+++ DATA ROWS
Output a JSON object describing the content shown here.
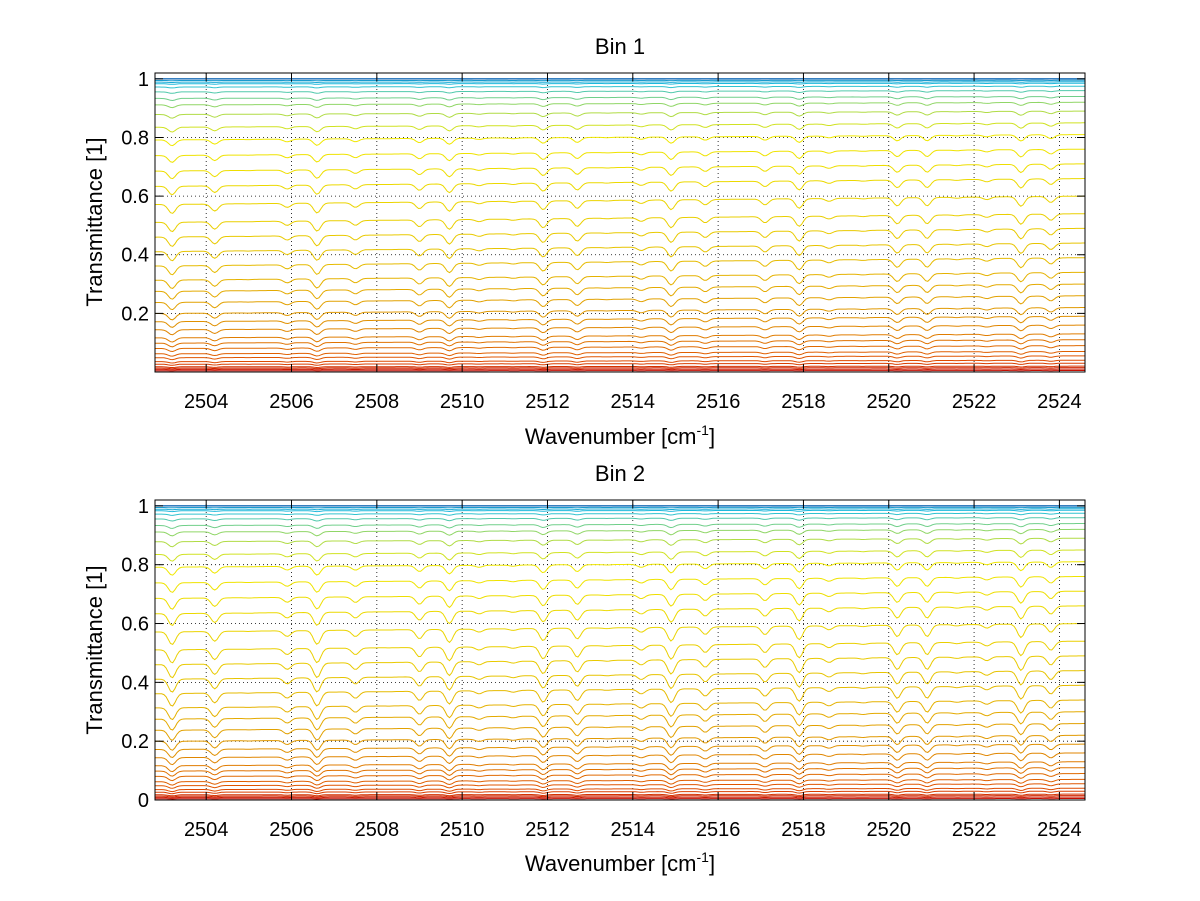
{
  "chart_data": [
    {
      "type": "line",
      "title": "Bin 1",
      "xlabel_main": "Wavenumber [cm",
      "xlabel_sup": "-1",
      "xlabel_end": "]",
      "ylabel": "Transmittance [1]",
      "xlim": [
        2502.8,
        2524.6
      ],
      "ylim": [
        0,
        1.02
      ],
      "xticks": [
        "2504",
        "2506",
        "2508",
        "2510",
        "2512",
        "2514",
        "2516",
        "2518",
        "2520",
        "2522",
        "2524"
      ],
      "yticks": [
        "0.2",
        "0.4",
        "0.6",
        "0.8",
        "1"
      ],
      "grid": true,
      "series_count": 40,
      "series_right_end_levels": [
        0.0,
        0.005,
        0.01,
        0.015,
        0.02,
        0.03,
        0.04,
        0.055,
        0.07,
        0.09,
        0.11,
        0.13,
        0.16,
        0.19,
        0.22,
        0.26,
        0.3,
        0.34,
        0.39,
        0.44,
        0.49,
        0.54,
        0.6,
        0.66,
        0.71,
        0.76,
        0.81,
        0.85,
        0.89,
        0.92,
        0.94,
        0.96,
        0.975,
        0.985,
        0.99,
        0.995,
        1.0,
        1.0,
        1.0,
        1.0
      ],
      "dip_depth_scale": 1.0,
      "colormap": [
        "#c00000",
        "#e05000",
        "#e09000",
        "#e8c800",
        "#f0e800",
        "#20c0e0",
        "#1060b0"
      ]
    },
    {
      "type": "line",
      "title": "Bin 2",
      "xlabel_main": "Wavenumber [cm",
      "xlabel_sup": "-1",
      "xlabel_end": "]",
      "ylabel": "Transmittance [1]",
      "xlim": [
        2502.8,
        2524.6
      ],
      "ylim": [
        0,
        1.02
      ],
      "xticks": [
        "2504",
        "2506",
        "2508",
        "2510",
        "2512",
        "2514",
        "2516",
        "2518",
        "2520",
        "2522",
        "2524"
      ],
      "yticks": [
        "0",
        "0.2",
        "0.4",
        "0.6",
        "0.8",
        "1"
      ],
      "grid": true,
      "series_count": 40,
      "series_right_end_levels": [
        0.0,
        0.005,
        0.01,
        0.015,
        0.02,
        0.03,
        0.04,
        0.055,
        0.07,
        0.09,
        0.11,
        0.13,
        0.16,
        0.19,
        0.22,
        0.26,
        0.3,
        0.34,
        0.39,
        0.44,
        0.49,
        0.54,
        0.6,
        0.66,
        0.71,
        0.76,
        0.81,
        0.85,
        0.89,
        0.92,
        0.94,
        0.96,
        0.975,
        0.985,
        0.99,
        0.995,
        1.0,
        1.0,
        1.0,
        1.0
      ],
      "dip_depth_scale": 1.4,
      "colormap": [
        "#c00000",
        "#e05000",
        "#e09000",
        "#e8c800",
        "#f0e800",
        "#20c0e0",
        "#1060b0"
      ]
    }
  ]
}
++++++
GIVEN TASK >> Keep the pictures out of your copy, and repeat every entry above exactly.

RESPONSE TO THE TASK >>
Output a JSON object describing the content shown here.
{
  "chart_data": [
    {
      "type": "line",
      "title": "Bin 1",
      "xlabel_main": "Wavenumber [cm",
      "xlabel_sup": "-1",
      "xlabel_end": "]",
      "ylabel": "Transmittance [1]",
      "xlim": [
        2502.8,
        2524.6
      ],
      "ylim": [
        0,
        1.02
      ],
      "xticks": [
        "2504",
        "2506",
        "2508",
        "2510",
        "2512",
        "2514",
        "2516",
        "2518",
        "2520",
        "2522",
        "2524"
      ],
      "yticks": [
        "0.2",
        "0.4",
        "0.6",
        "0.8",
        "1"
      ],
      "grid": true,
      "series_count": 40,
      "series_right_end_levels": [
        0.0,
        0.005,
        0.01,
        0.015,
        0.02,
        0.03,
        0.04,
        0.055,
        0.07,
        0.09,
        0.11,
        0.13,
        0.16,
        0.19,
        0.22,
        0.26,
        0.3,
        0.34,
        0.39,
        0.44,
        0.49,
        0.54,
        0.6,
        0.66,
        0.71,
        0.76,
        0.81,
        0.85,
        0.89,
        0.92,
        0.94,
        0.96,
        0.975,
        0.985,
        0.99,
        0.995,
        1.0,
        1.0,
        1.0,
        1.0
      ],
      "dip_depth_scale": 1.0,
      "colormap": [
        "#c00000",
        "#e05000",
        "#e09000",
        "#e8c800",
        "#f0e800",
        "#20c0e0",
        "#1060b0"
      ]
    },
    {
      "type": "line",
      "title": "Bin 2",
      "xlabel_main": "Wavenumber [cm",
      "xlabel_sup": "-1",
      "xlabel_end": "]",
      "ylabel": "Transmittance [1]",
      "xlim": [
        2502.8,
        2524.6
      ],
      "ylim": [
        0,
        1.02
      ],
      "xticks": [
        "2504",
        "2506",
        "2508",
        "2510",
        "2512",
        "2514",
        "2516",
        "2518",
        "2520",
        "2522",
        "2524"
      ],
      "yticks": [
        "0",
        "0.2",
        "0.4",
        "0.6",
        "0.8",
        "1"
      ],
      "grid": true,
      "series_count": 40,
      "series_right_end_levels": [
        0.0,
        0.005,
        0.01,
        0.015,
        0.02,
        0.03,
        0.04,
        0.055,
        0.07,
        0.09,
        0.11,
        0.13,
        0.16,
        0.19,
        0.22,
        0.26,
        0.3,
        0.34,
        0.39,
        0.44,
        0.49,
        0.54,
        0.6,
        0.66,
        0.71,
        0.76,
        0.81,
        0.85,
        0.89,
        0.92,
        0.94,
        0.96,
        0.975,
        0.985,
        0.99,
        0.995,
        1.0,
        1.0,
        1.0,
        1.0
      ],
      "dip_depth_scale": 1.4,
      "colormap": [
        "#c00000",
        "#e05000",
        "#e09000",
        "#e8c800",
        "#f0e800",
        "#20c0e0",
        "#1060b0"
      ]
    }
  ]
}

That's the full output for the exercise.